Saved data entries
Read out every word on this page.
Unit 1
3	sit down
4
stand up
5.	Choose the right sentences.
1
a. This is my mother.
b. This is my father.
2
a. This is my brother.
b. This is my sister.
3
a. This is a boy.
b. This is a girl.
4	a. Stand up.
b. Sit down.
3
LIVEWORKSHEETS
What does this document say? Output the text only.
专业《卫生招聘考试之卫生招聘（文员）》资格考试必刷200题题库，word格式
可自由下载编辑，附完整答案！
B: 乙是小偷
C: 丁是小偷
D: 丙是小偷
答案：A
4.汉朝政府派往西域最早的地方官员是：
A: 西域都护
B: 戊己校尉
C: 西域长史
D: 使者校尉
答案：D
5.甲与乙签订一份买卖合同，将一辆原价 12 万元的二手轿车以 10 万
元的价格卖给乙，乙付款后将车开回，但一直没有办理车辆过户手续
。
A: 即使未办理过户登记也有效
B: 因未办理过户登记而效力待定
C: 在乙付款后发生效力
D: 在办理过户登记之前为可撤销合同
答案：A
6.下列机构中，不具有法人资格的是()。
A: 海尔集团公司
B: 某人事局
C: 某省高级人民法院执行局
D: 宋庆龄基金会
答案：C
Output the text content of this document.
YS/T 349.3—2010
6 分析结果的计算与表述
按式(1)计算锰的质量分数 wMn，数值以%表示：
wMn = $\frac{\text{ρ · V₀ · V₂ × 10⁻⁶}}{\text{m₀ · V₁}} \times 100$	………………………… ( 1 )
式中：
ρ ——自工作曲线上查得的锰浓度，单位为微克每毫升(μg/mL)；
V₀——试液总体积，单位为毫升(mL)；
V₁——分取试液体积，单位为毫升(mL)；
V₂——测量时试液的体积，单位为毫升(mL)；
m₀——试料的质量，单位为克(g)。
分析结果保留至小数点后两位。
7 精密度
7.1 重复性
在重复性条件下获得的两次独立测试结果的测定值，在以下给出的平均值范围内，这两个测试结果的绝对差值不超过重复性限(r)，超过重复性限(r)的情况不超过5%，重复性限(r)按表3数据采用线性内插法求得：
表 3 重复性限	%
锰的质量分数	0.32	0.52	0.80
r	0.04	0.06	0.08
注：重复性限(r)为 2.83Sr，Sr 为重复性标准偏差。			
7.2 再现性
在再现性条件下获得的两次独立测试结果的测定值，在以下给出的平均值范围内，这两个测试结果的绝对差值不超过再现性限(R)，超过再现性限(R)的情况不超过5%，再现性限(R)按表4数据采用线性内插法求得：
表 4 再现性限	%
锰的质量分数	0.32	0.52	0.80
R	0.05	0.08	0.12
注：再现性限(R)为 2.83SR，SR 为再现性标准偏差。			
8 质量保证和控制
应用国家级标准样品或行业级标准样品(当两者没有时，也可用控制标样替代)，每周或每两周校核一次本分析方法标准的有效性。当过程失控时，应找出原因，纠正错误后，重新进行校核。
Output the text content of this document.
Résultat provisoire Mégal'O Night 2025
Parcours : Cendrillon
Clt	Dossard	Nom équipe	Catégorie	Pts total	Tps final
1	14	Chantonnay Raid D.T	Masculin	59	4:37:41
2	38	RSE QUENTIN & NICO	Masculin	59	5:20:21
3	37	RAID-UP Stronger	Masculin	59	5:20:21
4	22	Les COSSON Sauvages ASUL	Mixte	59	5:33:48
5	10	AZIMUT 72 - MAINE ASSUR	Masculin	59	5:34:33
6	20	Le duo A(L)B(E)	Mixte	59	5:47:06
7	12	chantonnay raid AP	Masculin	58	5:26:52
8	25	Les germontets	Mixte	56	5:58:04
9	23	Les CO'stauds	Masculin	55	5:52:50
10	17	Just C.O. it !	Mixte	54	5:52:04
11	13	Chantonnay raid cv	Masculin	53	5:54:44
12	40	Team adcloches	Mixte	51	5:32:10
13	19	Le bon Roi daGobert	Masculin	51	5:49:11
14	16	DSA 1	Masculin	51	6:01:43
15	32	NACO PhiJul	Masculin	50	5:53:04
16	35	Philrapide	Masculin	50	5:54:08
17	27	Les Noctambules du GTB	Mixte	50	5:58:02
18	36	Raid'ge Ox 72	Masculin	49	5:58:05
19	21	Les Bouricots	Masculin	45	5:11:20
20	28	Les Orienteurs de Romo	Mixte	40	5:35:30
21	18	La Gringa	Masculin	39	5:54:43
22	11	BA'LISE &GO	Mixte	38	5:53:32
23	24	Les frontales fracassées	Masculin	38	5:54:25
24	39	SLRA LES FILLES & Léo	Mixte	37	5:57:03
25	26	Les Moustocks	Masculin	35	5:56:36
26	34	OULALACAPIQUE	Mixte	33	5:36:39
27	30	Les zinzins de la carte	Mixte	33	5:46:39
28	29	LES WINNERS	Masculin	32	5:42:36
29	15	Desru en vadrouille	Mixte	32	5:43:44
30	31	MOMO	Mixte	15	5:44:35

▶ [Instructions for the task]: Write out every record shown above, word for word.

▶ [Task solution]:
Read out every word on this page.
Unit 1
3	sit down
4
stand up
5.	Choose the right sentences.
1
a. This is my mother.
b. This is my father.
2
a. This is my brother.
b. This is my sister.
3
a. This is a boy.
b. This is a girl.
4	a. Stand up.
b. Sit down.
3
LIVEWORKSHEETS
What does this document say? Output the text only.
专业《卫生招聘考试之卫生招聘（文员）》资格考试必刷200题题库，word格式
可自由下载编辑，附完整答案！
B: 乙是小偷
C: 丁是小偷
D: 丙是小偷
答案：A
4.汉朝政府派往西域最早的地方官员是：
A: 西域都护
B: 戊己校尉
C: 西域长史
D: 使者校尉
答案：D
5.甲与乙签订一份买卖合同，将一辆原价 12 万元的二手轿车以 10 万
元的价格卖给乙，乙付款后将车开回，但一直没有办理车辆过户手续
。
A: 即使未办理过户登记也有效
B: 因未办理过户登记而效力待定
C: 在乙付款后发生效力
D: 在办理过户登记之前为可撤销合同
答案：A
6.下列机构中，不具有法人资格的是()。
A: 海尔集团公司
B: 某人事局
C: 某省高级人民法院执行局
D: 宋庆龄基金会
答案：C
Output the text content of this document.
YS/T 349.3—2010
6 分析结果的计算与表述
按式(1)计算锰的质量分数 wMn，数值以%表示：
wMn = $\frac{\text{ρ · V₀ · V₂ × 10⁻⁶}}{\text{m₀ · V₁}} \times 100$	………………………… ( 1 )
式中：
ρ ——自工作曲线上查得的锰浓度，单位为微克每毫升(μg/mL)；
V₀——试液总体积，单位为毫升(mL)；
V₁——分取试液体积，单位为毫升(mL)；
V₂——测量时试液的体积，单位为毫升(mL)；
m₀——试料的质量，单位为克(g)。
分析结果保留至小数点后两位。
7 精密度
7.1 重复性
在重复性条件下获得的两次独立测试结果的测定值，在以下给出的平均值范围内，这两个测试结果的绝对差值不超过重复性限(r)，超过重复性限(r)的情况不超过5%，重复性限(r)按表3数据采用线性内插法求得：
表 3 重复性限	%
锰的质量分数	0.32	0.52	0.80
r	0.04	0.06	0.08
注：重复性限(r)为 2.83Sr，Sr 为重复性标准偏差。			
7.2 再现性
在再现性条件下获得的两次独立测试结果的测定值，在以下给出的平均值范围内，这两个测试结果的绝对差值不超过再现性限(R)，超过再现性限(R)的情况不超过5%，再现性限(R)按表4数据采用线性内插法求得：
表 4 再现性限	%
锰的质量分数	0.32	0.52	0.80
R	0.05	0.08	0.12
注：再现性限(R)为 2.83SR，SR 为再现性标准偏差。			
8 质量保证和控制
应用国家级标准样品或行业级标准样品(当两者没有时，也可用控制标样替代)，每周或每两周校核一次本分析方法标准的有效性。当过程失控时，应找出原因，纠正错误后，重新进行校核。
Output the text content of this document.
Résultat provisoire Mégal'O Night 2025
Parcours : Cendrillon
Clt	Dossard	Nom équipe	Catégorie	Pts total	Tps final
1	14	Chantonnay Raid D.T	Masculin	59	4:37:41
2	38	RSE QUENTIN & NICO	Masculin	59	5:20:21
3	37	RAID-UP Stronger	Masculin	59	5:20:21
4	22	Les COSSON Sauvages ASUL	Mixte	59	5:33:48
5	10	AZIMUT 72 - MAINE ASSUR	Masculin	59	5:34:33
6	20	Le duo A(L)B(E)	Mixte	59	5:47:06
7	12	chantonnay raid AP	Masculin	58	5:26:52
8	25	Les germontets	Mixte	56	5:58:04
9	23	Les CO'stauds	Masculin	55	5:52:50
10	17	Just C.O. it !	Mixte	54	5:52:04
11	13	Chantonnay raid cv	Masculin	53	5:54:44
12	40	Team adcloches	Mixte	51	5:32:10
13	19	Le bon Roi daGobert	Masculin	51	5:49:11
14	16	DSA 1	Masculin	51	6:01:43
15	32	NACO PhiJul	Masculin	50	5:53:04
16	35	Philrapide	Masculin	50	5:54:08
17	27	Les Noctambules du GTB	Mixte	50	5:58:02
18	36	Raid'ge Ox 72	Masculin	49	5:58:05
19	21	Les Bouricots	Masculin	45	5:11:20
20	28	Les Orienteurs de Romo	Mixte	40	5:35:30
21	18	La Gringa	Masculin	39	5:54:43
22	11	BA'LISE &GO	Mixte	38	5:53:32
23	24	Les frontales fracassées	Masculin	38	5:54:25
24	39	SLRA LES FILLES & Léo	Mixte	37	5:57:03
25	26	Les Moustocks	Masculin	35	5:56:36
26	34	OULALACAPIQUE	Mixte	33	5:36:39
27	30	Les zinzins de la carte	Mixte	33	5:46:39
28	29	LES WINNERS	Masculin	32	5:42:36
29	15	Desru en vadrouille	Mixte	32	5:43:44
30	31	MOMO	Mixte	15	5:44:35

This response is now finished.